-------- MATERIAL SUPPLIED --------
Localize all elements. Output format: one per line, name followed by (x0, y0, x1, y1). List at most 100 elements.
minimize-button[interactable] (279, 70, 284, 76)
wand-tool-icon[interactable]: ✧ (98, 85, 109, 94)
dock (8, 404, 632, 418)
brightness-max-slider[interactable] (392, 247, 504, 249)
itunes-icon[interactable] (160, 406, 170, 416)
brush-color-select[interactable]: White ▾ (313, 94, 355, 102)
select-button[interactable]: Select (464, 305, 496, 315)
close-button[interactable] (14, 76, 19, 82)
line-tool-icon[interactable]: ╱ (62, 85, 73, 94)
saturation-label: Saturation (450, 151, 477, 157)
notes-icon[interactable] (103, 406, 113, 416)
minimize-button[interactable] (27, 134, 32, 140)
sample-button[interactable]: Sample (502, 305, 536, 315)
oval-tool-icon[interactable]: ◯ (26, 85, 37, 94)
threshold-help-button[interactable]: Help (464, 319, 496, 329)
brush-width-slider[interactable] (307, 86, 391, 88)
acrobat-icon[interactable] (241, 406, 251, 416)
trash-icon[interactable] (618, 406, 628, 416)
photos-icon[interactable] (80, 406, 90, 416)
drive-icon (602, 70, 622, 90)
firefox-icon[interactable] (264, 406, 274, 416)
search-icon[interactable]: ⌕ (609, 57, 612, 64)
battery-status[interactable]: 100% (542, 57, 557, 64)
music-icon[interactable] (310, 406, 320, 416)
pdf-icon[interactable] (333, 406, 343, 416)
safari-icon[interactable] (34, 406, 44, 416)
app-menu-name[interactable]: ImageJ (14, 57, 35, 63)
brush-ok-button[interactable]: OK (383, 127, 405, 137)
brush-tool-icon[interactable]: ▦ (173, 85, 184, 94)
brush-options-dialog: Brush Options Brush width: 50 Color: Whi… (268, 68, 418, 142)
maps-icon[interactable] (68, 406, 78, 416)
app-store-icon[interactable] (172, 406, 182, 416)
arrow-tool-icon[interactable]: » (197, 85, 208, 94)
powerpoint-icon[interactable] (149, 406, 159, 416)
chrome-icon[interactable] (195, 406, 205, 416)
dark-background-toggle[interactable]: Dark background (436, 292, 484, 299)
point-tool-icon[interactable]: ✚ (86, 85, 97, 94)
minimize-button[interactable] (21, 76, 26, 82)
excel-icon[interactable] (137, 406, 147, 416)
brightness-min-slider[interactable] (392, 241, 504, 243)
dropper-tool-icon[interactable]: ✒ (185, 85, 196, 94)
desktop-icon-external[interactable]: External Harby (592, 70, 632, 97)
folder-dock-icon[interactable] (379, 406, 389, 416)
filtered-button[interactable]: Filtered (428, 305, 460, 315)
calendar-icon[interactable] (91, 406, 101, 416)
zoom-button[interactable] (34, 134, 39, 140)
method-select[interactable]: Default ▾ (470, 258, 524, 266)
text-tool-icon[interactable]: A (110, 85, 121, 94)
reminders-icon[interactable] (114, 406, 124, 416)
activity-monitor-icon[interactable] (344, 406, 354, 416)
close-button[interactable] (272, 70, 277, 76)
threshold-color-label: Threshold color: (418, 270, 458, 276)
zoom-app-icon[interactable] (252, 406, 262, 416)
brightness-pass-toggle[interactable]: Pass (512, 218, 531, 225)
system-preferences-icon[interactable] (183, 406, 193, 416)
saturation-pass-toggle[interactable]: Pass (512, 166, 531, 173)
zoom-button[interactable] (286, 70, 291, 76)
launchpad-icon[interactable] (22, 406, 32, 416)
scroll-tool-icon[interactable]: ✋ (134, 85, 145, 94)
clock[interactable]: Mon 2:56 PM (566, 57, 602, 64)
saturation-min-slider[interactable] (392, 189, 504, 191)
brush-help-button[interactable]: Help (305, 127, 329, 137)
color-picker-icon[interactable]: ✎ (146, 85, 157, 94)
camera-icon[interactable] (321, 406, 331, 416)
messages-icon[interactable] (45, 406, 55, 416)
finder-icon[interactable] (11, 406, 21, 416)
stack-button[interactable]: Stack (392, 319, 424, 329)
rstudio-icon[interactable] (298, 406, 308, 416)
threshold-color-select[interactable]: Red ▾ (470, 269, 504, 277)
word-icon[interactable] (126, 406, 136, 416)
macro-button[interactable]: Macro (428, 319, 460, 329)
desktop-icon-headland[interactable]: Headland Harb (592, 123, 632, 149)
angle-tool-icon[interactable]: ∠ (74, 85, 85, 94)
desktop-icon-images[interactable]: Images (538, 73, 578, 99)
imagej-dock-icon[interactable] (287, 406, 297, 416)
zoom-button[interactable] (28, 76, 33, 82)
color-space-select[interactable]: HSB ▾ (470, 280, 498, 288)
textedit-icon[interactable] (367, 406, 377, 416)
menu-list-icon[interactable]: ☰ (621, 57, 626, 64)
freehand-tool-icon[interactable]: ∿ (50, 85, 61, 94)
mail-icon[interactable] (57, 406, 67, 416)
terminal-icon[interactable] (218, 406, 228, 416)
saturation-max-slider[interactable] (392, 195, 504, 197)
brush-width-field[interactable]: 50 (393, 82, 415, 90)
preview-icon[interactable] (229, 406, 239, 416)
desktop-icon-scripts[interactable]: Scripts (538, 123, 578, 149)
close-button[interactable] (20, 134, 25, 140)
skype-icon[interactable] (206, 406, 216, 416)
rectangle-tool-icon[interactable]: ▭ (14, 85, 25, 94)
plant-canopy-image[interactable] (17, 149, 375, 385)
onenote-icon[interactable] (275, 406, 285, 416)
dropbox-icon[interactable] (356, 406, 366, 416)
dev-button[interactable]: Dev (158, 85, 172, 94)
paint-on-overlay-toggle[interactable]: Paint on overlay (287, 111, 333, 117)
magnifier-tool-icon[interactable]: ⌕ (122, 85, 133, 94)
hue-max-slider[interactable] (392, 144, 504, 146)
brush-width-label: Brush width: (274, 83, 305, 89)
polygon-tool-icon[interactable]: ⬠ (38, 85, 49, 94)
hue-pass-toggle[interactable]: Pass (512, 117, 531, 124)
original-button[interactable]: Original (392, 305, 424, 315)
--------
__INSTRUCTIONS TO FOLLOW__
Copy out the listing above line for line, without any changes.

__CORRECT RESULT__
Localize all elements. Output format: one per line, name followed by (x0, y0, x1, y1). List at most 100 elements.
minimize-button[interactable] (279, 70, 284, 76)
wand-tool-icon[interactable]: ✧ (98, 85, 109, 94)
dock (8, 404, 632, 418)
brightness-max-slider[interactable] (392, 247, 504, 249)
itunes-icon[interactable] (160, 406, 170, 416)
brush-color-select[interactable]: White ▾ (313, 94, 355, 102)
select-button[interactable]: Select (464, 305, 496, 315)
close-button[interactable] (14, 76, 19, 82)
line-tool-icon[interactable]: ╱ (62, 85, 73, 94)
saturation-label: Saturation (450, 151, 477, 157)
notes-icon[interactable] (103, 406, 113, 416)
minimize-button[interactable] (27, 134, 32, 140)
sample-button[interactable]: Sample (502, 305, 536, 315)
oval-tool-icon[interactable]: ◯ (26, 85, 37, 94)
threshold-help-button[interactable]: Help (464, 319, 496, 329)
brush-width-slider[interactable] (307, 86, 391, 88)
acrobat-icon[interactable] (241, 406, 251, 416)
trash-icon[interactable] (618, 406, 628, 416)
photos-icon[interactable] (80, 406, 90, 416)
drive-icon (602, 70, 622, 90)
firefox-icon[interactable] (264, 406, 274, 416)
search-icon[interactable]: ⌕ (609, 57, 612, 64)
battery-status[interactable]: 100% (542, 57, 557, 64)
music-icon[interactable] (310, 406, 320, 416)
pdf-icon[interactable] (333, 406, 343, 416)
safari-icon[interactable] (34, 406, 44, 416)
app-menu-name[interactable]: ImageJ (14, 57, 35, 63)
brush-ok-button[interactable]: OK (383, 127, 405, 137)
brush-tool-icon[interactable]: ▦ (173, 85, 184, 94)
brush-options-dialog: Brush Options Brush width: 50 Color: Whi… (268, 68, 418, 142)
maps-icon[interactable] (68, 406, 78, 416)
app-store-icon[interactable] (172, 406, 182, 416)
arrow-tool-icon[interactable]: » (197, 85, 208, 94)
powerpoint-icon[interactable] (149, 406, 159, 416)
chrome-icon[interactable] (195, 406, 205, 416)
dark-background-toggle[interactable]: Dark background (436, 292, 484, 299)
point-tool-icon[interactable]: ✚ (86, 85, 97, 94)
minimize-button[interactable] (21, 76, 26, 82)
excel-icon[interactable] (137, 406, 147, 416)
brightness-min-slider[interactable] (392, 241, 504, 243)
dropper-tool-icon[interactable]: ✒ (185, 85, 196, 94)
desktop-icon-external[interactable]: External Harby (592, 70, 632, 97)
folder-dock-icon[interactable] (379, 406, 389, 416)
filtered-button[interactable]: Filtered (428, 305, 460, 315)
calendar-icon[interactable] (91, 406, 101, 416)
zoom-button[interactable] (34, 134, 39, 140)
method-select[interactable]: Default ▾ (470, 258, 524, 266)
text-tool-icon[interactable]: A (110, 85, 121, 94)
reminders-icon[interactable] (114, 406, 124, 416)
activity-monitor-icon[interactable] (344, 406, 354, 416)
close-button[interactable] (272, 70, 277, 76)
threshold-color-label: Threshold color: (418, 270, 458, 276)
zoom-app-icon[interactable] (252, 406, 262, 416)
brightness-pass-toggle[interactable]: Pass (512, 218, 531, 225)
system-preferences-icon[interactable] (183, 406, 193, 416)
saturation-pass-toggle[interactable]: Pass (512, 166, 531, 173)
zoom-button[interactable] (286, 70, 291, 76)
launchpad-icon[interactable] (22, 406, 32, 416)
scroll-tool-icon[interactable]: ✋ (134, 85, 145, 94)
clock[interactable]: Mon 2:56 PM (566, 57, 602, 64)
saturation-min-slider[interactable] (392, 189, 504, 191)
brush-help-button[interactable]: Help (305, 127, 329, 137)
color-picker-icon[interactable]: ✎ (146, 85, 157, 94)
camera-icon[interactable] (321, 406, 331, 416)
messages-icon[interactable] (45, 406, 55, 416)
finder-icon[interactable] (11, 406, 21, 416)
stack-button[interactable]: Stack (392, 319, 424, 329)
rstudio-icon[interactable] (298, 406, 308, 416)
threshold-color-select[interactable]: Red ▾ (470, 269, 504, 277)
word-icon[interactable] (126, 406, 136, 416)
macro-button[interactable]: Macro (428, 319, 460, 329)
desktop-icon-headland[interactable]: Headland Harb (592, 123, 632, 149)
angle-tool-icon[interactable]: ∠ (74, 85, 85, 94)
desktop-icon-images[interactable]: Images (538, 73, 578, 99)
imagej-dock-icon[interactable] (287, 406, 297, 416)
zoom-button[interactable] (28, 76, 33, 82)
color-space-select[interactable]: HSB ▾ (470, 280, 498, 288)
textedit-icon[interactable] (367, 406, 377, 416)
menu-list-icon[interactable]: ☰ (621, 57, 626, 64)
freehand-tool-icon[interactable]: ∿ (50, 85, 61, 94)
mail-icon[interactable] (57, 406, 67, 416)
terminal-icon[interactable] (218, 406, 228, 416)
saturation-max-slider[interactable] (392, 195, 504, 197)
brush-width-field[interactable]: 50 (393, 82, 415, 90)
preview-icon[interactable] (229, 406, 239, 416)
desktop-icon-scripts[interactable]: Scripts (538, 123, 578, 149)
close-button[interactable] (20, 134, 25, 140)
skype-icon[interactable] (206, 406, 216, 416)
rectangle-tool-icon[interactable]: ▭ (14, 85, 25, 94)
plant-canopy-image[interactable] (17, 149, 375, 385)
onenote-icon[interactable] (275, 406, 285, 416)
dropbox-icon[interactable] (356, 406, 366, 416)
dev-button[interactable]: Dev (158, 85, 172, 94)
paint-on-overlay-toggle[interactable]: Paint on overlay (287, 111, 333, 117)
magnifier-tool-icon[interactable]: ⌕ (122, 85, 133, 94)
hue-max-slider[interactable] (392, 144, 504, 146)
brush-width-label: Brush width: (274, 83, 305, 89)
polygon-tool-icon[interactable]: ⬠ (38, 85, 49, 94)
hue-pass-toggle[interactable]: Pass (512, 117, 531, 124)
original-button[interactable]: Original (392, 305, 424, 315)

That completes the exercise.